- [Written request] Write out the complete material exactly as it stands.

- [Data excerpts]
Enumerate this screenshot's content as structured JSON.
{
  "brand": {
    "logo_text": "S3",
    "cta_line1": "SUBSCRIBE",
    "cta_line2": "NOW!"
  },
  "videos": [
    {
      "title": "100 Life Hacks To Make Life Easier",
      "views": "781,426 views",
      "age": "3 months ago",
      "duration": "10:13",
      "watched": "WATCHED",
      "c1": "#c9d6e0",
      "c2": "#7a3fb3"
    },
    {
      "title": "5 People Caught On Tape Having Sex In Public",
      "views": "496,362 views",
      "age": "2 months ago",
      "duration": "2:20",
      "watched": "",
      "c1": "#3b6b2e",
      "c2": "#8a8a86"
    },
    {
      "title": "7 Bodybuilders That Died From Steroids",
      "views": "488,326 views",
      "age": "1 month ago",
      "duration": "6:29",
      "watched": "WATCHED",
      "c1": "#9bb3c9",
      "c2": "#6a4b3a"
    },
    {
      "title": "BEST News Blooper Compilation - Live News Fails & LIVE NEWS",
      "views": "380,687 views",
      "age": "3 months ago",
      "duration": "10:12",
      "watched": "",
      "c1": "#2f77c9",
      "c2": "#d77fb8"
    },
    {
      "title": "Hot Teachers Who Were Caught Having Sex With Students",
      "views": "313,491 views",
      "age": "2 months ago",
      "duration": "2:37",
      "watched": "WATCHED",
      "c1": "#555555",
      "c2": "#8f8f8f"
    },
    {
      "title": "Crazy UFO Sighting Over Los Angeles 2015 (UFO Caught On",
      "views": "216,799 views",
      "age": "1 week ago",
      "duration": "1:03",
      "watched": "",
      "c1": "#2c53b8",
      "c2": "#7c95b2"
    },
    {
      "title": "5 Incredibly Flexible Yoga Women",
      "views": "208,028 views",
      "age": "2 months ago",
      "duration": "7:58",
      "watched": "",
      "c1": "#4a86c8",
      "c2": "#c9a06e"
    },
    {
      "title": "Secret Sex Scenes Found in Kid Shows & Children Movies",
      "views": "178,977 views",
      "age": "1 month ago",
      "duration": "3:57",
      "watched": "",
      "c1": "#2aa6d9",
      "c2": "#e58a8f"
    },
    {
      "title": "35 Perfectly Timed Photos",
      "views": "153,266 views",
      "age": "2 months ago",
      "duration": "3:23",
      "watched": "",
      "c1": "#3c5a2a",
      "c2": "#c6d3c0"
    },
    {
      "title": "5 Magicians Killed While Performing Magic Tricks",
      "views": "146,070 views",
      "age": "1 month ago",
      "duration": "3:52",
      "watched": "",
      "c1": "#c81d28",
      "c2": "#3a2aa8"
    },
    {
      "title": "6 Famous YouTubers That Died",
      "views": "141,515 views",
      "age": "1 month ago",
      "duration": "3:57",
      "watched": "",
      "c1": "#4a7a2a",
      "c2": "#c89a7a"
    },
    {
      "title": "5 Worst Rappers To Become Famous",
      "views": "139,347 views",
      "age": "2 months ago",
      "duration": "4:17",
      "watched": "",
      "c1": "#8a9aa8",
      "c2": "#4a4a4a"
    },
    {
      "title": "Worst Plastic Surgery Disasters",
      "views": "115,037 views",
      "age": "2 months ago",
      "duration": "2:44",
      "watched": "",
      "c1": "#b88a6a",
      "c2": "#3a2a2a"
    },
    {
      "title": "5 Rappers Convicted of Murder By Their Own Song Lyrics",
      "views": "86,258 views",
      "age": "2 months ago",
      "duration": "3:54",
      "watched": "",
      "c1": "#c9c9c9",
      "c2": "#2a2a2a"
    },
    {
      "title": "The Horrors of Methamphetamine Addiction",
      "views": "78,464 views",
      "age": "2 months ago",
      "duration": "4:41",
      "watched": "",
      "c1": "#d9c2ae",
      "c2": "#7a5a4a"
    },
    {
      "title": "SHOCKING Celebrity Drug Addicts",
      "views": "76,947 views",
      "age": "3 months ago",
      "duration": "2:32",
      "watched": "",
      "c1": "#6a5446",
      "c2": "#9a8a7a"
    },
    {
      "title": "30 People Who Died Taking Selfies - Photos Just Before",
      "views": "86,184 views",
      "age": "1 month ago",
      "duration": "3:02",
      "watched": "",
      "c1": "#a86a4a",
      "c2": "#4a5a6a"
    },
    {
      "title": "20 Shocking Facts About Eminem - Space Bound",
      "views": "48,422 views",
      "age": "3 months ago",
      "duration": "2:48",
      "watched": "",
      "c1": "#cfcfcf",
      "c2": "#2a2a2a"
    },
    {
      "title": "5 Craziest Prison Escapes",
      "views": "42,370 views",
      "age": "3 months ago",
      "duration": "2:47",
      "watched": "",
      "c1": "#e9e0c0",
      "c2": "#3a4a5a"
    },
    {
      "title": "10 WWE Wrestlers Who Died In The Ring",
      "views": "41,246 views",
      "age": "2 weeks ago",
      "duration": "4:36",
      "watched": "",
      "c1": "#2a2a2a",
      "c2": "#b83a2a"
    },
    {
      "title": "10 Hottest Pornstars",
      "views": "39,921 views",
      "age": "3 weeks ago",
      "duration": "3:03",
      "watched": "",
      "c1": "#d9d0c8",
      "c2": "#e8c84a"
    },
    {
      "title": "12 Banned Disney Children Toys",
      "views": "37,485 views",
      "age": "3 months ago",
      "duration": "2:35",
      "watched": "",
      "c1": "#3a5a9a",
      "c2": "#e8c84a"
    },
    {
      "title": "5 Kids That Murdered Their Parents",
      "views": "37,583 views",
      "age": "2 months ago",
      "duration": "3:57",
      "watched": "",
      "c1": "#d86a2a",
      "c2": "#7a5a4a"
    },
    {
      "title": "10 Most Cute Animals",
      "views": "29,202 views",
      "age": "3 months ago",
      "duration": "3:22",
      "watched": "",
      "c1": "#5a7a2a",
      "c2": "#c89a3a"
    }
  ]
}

- [Final result]
Enumerate this screenshot's content as structured JSON.
{
  "brand": {
    "logo_text": "S3",
    "cta_line1": "SUBSCRIBE",
    "cta_line2": "NOW!"
  },
  "videos": [
    {
      "title": "100 Life Hacks To Make Life Easier",
      "views": "781,426 views",
      "age": "3 months ago",
      "duration": "10:13",
      "watched": "WATCHED",
      "c1": "#c9d6e0",
      "c2": "#7a3fb3"
    },
    {
      "title": "5 People Caught On Tape Having Sex In Public",
      "views": "496,362 views",
      "age": "2 months ago",
      "duration": "2:20",
      "watched": "",
      "c1": "#3b6b2e",
      "c2": "#8a8a86"
    },
    {
      "title": "7 Bodybuilders That Died From Steroids",
      "views": "488,326 views",
      "age": "1 month ago",
      "duration": "6:29",
      "watched": "WATCHED",
      "c1": "#9bb3c9",
      "c2": "#6a4b3a"
    },
    {
      "title": "BEST News Blooper Compilation - Live News Fails & LIVE NEWS",
      "views": "380,687 views",
      "age": "3 months ago",
      "duration": "10:12",
      "watched": "",
      "c1": "#2f77c9",
      "c2": "#d77fb8"
    },
    {
      "title": "Hot Teachers Who Were Caught Having Sex With Students",
      "views": "313,491 views",
      "age": "2 months ago",
      "duration": "2:37",
      "watched": "WATCHED",
      "c1": "#555555",
      "c2": "#8f8f8f"
    },
    {
      "title": "Crazy UFO Sighting Over Los Angeles 2015 (UFO Caught On",
      "views": "216,799 views",
      "age": "1 week ago",
      "duration": "1:03",
      "watched": "",
      "c1": "#2c53b8",
      "c2": "#7c95b2"
    },
    {
      "title": "5 Incredibly Flexible Yoga Women",
      "views": "208,028 views",
      "age": "2 months ago",
      "duration": "7:58",
      "watched": "",
      "c1": "#4a86c8",
      "c2": "#c9a06e"
    },
    {
      "title": "Secret Sex Scenes Found in Kid Shows & Children Movies",
      "views": "178,977 views",
      "age": "1 month ago",
      "duration": "3:57",
      "watched": "",
      "c1": "#2aa6d9",
      "c2": "#e58a8f"
    },
    {
      "title": "35 Perfectly Timed Photos",
      "views": "153,266 views",
      "age": "2 months ago",
      "duration": "3:23",
      "watched": "",
      "c1": "#3c5a2a",
      "c2": "#c6d3c0"
    },
    {
      "title": "5 Magicians Killed While Performing Magic Tricks",
      "views": "146,070 views",
      "age": "1 month ago",
      "duration": "3:52",
      "watched": "",
      "c1": "#c81d28",
      "c2": "#3a2aa8"
    },
    {
      "title": "6 Famous YouTubers That Died",
      "views": "141,515 views",
      "age": "1 month ago",
      "duration": "3:57",
      "watched": "",
      "c1": "#4a7a2a",
      "c2": "#c89a7a"
    },
    {
      "title": "5 Worst Rappers To Become Famous",
      "views": "139,347 views",
      "age": "2 months ago",
      "duration": "4:17",
      "watched": "",
      "c1": "#8a9aa8",
      "c2": "#4a4a4a"
    },
    {
      "title": "Worst Plastic Surgery Disasters",
      "views": "115,037 views",
      "age": "2 months ago",
      "duration": "2:44",
      "watched": "",
      "c1": "#b88a6a",
      "c2": "#3a2a2a"
    },
    {
      "title": "5 Rappers Convicted of Murder By Their Own Song Lyrics",
      "views": "86,258 views",
      "age": "2 months ago",
      "duration": "3:54",
      "watched": "",
      "c1": "#c9c9c9",
      "c2": "#2a2a2a"
    },
    {
      "title": "The Horrors of Methamphetamine Addiction",
      "views": "78,464 views",
      "age": "2 months ago",
      "duration": "4:41",
      "watched": "",
      "c1": "#d9c2ae",
      "c2": "#7a5a4a"
    },
    {
      "title": "SHOCKING Celebrity Drug Addicts",
      "views": "76,947 views",
      "age": "3 months ago",
      "duration": "2:32",
      "watched": "",
      "c1": "#6a5446",
      "c2": "#9a8a7a"
    },
    {
      "title": "30 People Who Died Taking Selfies - Photos Just Before",
      "views": "86,184 views",
      "age": "1 month ago",
      "duration": "3:02",
      "watched": "",
      "c1": "#a86a4a",
      "c2": "#4a5a6a"
    },
    {
      "title": "20 Shocking Facts About Eminem - Space Bound",
      "views": "48,422 views",
      "age": "3 months ago",
      "duration": "2:48",
      "watched": "",
      "c1": "#cfcfcf",
      "c2": "#2a2a2a"
    },
    {
      "title": "5 Craziest Prison Escapes",
      "views": "42,370 views",
      "age": "3 months ago",
      "duration": "2:47",
      "watched": "",
      "c1": "#e9e0c0",
      "c2": "#3a4a5a"
    },
    {
      "title": "10 WWE Wrestlers Who Died In The Ring",
      "views": "41,246 views",
      "age": "2 weeks ago",
      "duration": "4:36",
      "watched": "",
      "c1": "#2a2a2a",
      "c2": "#b83a2a"
    },
    {
      "title": "10 Hottest Pornstars",
      "views": "39,921 views",
      "age": "3 weeks ago",
      "duration": "3:03",
      "watched": "",
      "c1": "#d9d0c8",
      "c2": "#e8c84a"
    },
    {
      "title": "12 Banned Disney Children Toys",
      "views": "37,485 views",
      "age": "3 months ago",
      "duration": "2:35",
      "watched": "",
      "c1": "#3a5a9a",
      "c2": "#e8c84a"
    },
    {
      "title": "5 Kids That Murdered Their Parents",
      "views": "37,583 views",
      "age": "2 months ago",
      "duration": "3:57",
      "watched": "",
      "c1": "#d86a2a",
      "c2": "#7a5a4a"
    },
    {
      "title": "10 Most Cute Animals",
      "views": "29,202 views",
      "age": "3 months ago",
      "duration": "3:22",
      "watched": "",
      "c1": "#5a7a2a",
      "c2": "#c89a3a"
    }
  ]
}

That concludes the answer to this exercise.